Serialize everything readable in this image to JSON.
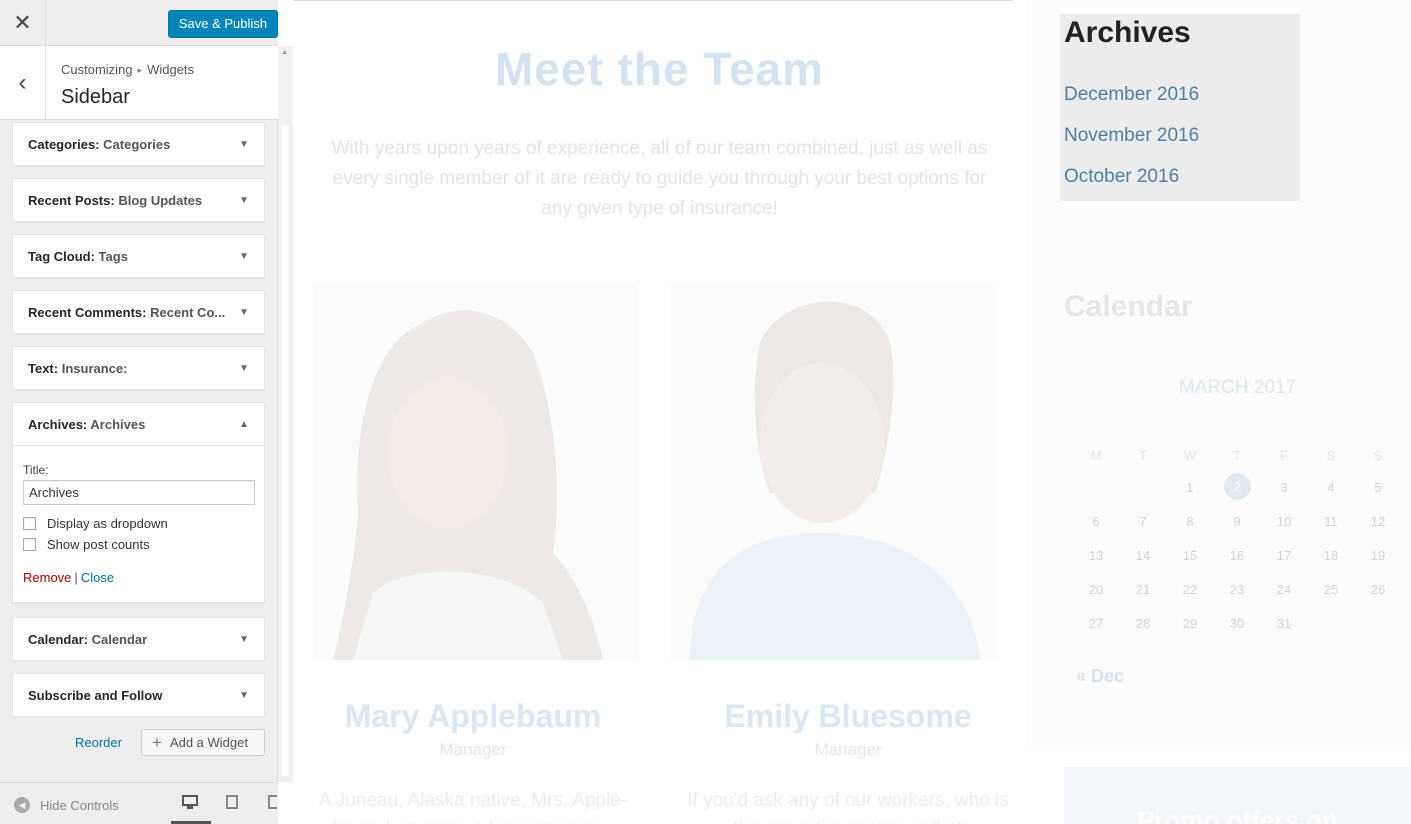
{
  "header": {
    "close_label": "✕",
    "save_label": "Save & Publish"
  },
  "section": {
    "back_label": "‹",
    "breadcrumb": [
      "Customizing",
      "Widgets"
    ],
    "breadcrumb_sep": "▸",
    "title": "Sidebar"
  },
  "widgets": [
    {
      "type": "Categories",
      "name": "Categories"
    },
    {
      "type": "Recent Posts",
      "name": "Blog Updates"
    },
    {
      "type": "Tag Cloud",
      "name": "Tags"
    },
    {
      "type": "Recent Comments",
      "name": "Recent Co..."
    },
    {
      "type": "Text",
      "name": "Insurance:"
    },
    {
      "type": "Archives",
      "name": "Archives"
    },
    {
      "type": "Calendar",
      "name": "Calendar"
    },
    {
      "type": "Subscribe and Follow",
      "name": ""
    }
  ],
  "archives_form": {
    "title_label": "Title:",
    "title_value": "Archives",
    "dropdown_label": "Display as dropdown",
    "counts_label": "Show post counts",
    "remove_label": "Remove",
    "separator": "|",
    "close_label": "Close"
  },
  "panel_actions": {
    "reorder_label": "Reorder",
    "add_widget_label": "Add a Widget",
    "add_icon": "+"
  },
  "footer": {
    "hide_controls_label": "Hide Controls"
  },
  "preview": {
    "team_title": "Meet the Team",
    "team_desc": "With years upon years of experience, all of our team combined, just as well as every single member of it are ready to guide you through your best options for any given type of insurance!",
    "members": [
      {
        "name": "Mary Applebaum",
        "role": "Manager",
        "bio": "A Juneau, Alaska native, Mrs. Apple-baum has come a long way since"
      },
      {
        "name": "Emily Bluesome",
        "role": "Manager",
        "bio": "If you'd ask any of our workers, who is the executive manager that"
      }
    ],
    "archives": {
      "title": "Archives",
      "links": [
        "December 2016",
        "November 2016",
        "October 2016"
      ]
    },
    "calendar": {
      "title": "Calendar",
      "month": "MARCH 2017",
      "weekdays": [
        "M",
        "T",
        "W",
        "T",
        "F",
        "S",
        "S"
      ],
      "weeks": [
        [
          "",
          "",
          "1",
          "2",
          "3",
          "4",
          "5"
        ],
        [
          "6",
          "7",
          "8",
          "9",
          "10",
          "11",
          "12"
        ],
        [
          "13",
          "14",
          "15",
          "16",
          "17",
          "18",
          "19"
        ],
        [
          "20",
          "21",
          "22",
          "23",
          "24",
          "25",
          "26"
        ],
        [
          "27",
          "28",
          "29",
          "30",
          "31",
          "",
          ""
        ]
      ],
      "today": "2",
      "prev_label": "« Dec"
    },
    "promo_text": "Promo offers on"
  },
  "colors": {
    "accent": "#0085ba",
    "link": "#0073aa",
    "remove": "#aa0000",
    "archive_link": "#4f7f9e"
  }
}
▬▬▬▬▬▬
- _Exercise instructions_
In the entries above, find lines with "type" and copy each.

- _Problem solution_
      "type": "Categories",
      "type": "Recent Posts",
      "type": "Tag Cloud",
      "type": "Recent Comments",
      "type": "Text",
      "type": "Archives",
      "type": "Calendar",
      "type": "Subscribe and Follow",
    "team_desc": "With years upon years of experience, all of our team combined, just as well as every single member of it are ready to guide you through your best options for any given type of insurance!",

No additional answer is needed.